Please copy out the records word for word, from their first line through the line containing "samoyed-dog-avatar-icon bbox=[23, 309, 67, 353]", inclusive.

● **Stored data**

========

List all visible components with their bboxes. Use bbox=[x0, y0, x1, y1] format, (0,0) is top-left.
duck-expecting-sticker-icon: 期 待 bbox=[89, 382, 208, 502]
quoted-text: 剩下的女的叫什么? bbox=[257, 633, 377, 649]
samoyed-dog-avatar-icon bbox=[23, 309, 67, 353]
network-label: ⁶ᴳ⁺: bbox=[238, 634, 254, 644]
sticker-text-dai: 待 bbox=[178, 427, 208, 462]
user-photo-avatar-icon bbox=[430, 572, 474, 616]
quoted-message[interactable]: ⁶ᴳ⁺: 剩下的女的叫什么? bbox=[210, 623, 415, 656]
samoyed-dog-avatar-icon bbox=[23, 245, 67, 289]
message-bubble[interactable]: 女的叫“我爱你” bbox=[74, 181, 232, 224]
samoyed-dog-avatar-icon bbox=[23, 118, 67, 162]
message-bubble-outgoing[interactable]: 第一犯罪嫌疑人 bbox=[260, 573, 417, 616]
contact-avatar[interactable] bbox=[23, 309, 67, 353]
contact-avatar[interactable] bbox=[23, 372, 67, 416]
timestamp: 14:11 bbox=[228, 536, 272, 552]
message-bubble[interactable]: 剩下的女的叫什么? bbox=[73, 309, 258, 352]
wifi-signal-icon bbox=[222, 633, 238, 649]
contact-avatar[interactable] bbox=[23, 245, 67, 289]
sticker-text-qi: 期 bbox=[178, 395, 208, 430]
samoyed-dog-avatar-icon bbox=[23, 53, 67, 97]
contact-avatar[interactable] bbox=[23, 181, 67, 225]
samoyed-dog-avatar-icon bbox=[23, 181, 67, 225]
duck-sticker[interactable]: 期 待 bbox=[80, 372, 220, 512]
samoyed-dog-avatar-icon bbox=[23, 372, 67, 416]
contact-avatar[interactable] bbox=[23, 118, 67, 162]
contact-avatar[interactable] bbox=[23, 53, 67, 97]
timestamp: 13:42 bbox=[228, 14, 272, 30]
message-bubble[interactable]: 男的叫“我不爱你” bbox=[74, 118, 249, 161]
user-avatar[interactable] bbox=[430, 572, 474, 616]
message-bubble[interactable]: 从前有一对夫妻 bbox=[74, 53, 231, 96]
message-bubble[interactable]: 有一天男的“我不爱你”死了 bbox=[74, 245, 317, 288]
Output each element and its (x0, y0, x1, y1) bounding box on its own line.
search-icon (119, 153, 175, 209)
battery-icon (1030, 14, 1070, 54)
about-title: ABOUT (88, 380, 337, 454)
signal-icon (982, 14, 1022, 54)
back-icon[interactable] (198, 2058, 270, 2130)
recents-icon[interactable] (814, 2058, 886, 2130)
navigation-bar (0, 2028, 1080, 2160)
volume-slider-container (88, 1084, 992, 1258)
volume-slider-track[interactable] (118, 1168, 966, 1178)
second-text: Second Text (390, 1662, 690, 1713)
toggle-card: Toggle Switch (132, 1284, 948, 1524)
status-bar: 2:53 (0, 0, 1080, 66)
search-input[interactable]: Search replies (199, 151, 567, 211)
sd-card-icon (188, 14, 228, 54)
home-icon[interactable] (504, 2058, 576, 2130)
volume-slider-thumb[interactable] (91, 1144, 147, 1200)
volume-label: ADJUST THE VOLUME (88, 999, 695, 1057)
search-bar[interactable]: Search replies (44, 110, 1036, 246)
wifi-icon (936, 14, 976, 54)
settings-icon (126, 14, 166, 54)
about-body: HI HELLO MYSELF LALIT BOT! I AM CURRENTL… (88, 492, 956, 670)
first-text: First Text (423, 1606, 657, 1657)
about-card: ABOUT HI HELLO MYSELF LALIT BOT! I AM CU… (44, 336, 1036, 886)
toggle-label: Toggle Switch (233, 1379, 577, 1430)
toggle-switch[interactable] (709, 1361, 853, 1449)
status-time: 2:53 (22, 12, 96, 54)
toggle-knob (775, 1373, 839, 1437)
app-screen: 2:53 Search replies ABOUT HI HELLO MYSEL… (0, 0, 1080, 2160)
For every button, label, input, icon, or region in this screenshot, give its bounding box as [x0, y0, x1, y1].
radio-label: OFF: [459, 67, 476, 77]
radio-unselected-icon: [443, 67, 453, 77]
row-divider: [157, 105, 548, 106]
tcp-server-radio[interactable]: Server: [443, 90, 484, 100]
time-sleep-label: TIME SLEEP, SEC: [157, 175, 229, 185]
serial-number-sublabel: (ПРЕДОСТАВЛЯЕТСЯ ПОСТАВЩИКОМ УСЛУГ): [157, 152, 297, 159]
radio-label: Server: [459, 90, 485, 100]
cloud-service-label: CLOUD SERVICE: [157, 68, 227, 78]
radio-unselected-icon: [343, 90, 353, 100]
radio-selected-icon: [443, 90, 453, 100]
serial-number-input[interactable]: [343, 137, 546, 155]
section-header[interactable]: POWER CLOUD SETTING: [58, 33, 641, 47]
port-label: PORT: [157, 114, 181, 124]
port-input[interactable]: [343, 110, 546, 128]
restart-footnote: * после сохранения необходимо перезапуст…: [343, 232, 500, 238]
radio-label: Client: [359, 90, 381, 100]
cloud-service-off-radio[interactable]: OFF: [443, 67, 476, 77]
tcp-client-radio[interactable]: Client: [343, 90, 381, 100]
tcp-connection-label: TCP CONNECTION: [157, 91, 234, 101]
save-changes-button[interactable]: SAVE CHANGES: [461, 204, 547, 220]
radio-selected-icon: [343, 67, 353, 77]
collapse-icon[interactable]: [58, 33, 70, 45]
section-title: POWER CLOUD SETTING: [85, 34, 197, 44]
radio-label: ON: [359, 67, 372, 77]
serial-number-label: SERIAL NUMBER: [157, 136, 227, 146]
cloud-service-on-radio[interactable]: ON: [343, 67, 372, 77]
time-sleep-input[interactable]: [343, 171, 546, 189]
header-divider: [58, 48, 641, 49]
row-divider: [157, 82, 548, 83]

========

● **SOLUTION TO THIS EXERCISE**
List all visible components with their bboxes. Use bbox=[x0, y0, x1, y1] format, (0,0) is top-left.
duck-expecting-sticker-icon: 期 待 bbox=[89, 382, 208, 502]
quoted-text: 剩下的女的叫什么? bbox=[257, 633, 377, 649]
samoyed-dog-avatar-icon bbox=[23, 309, 67, 353]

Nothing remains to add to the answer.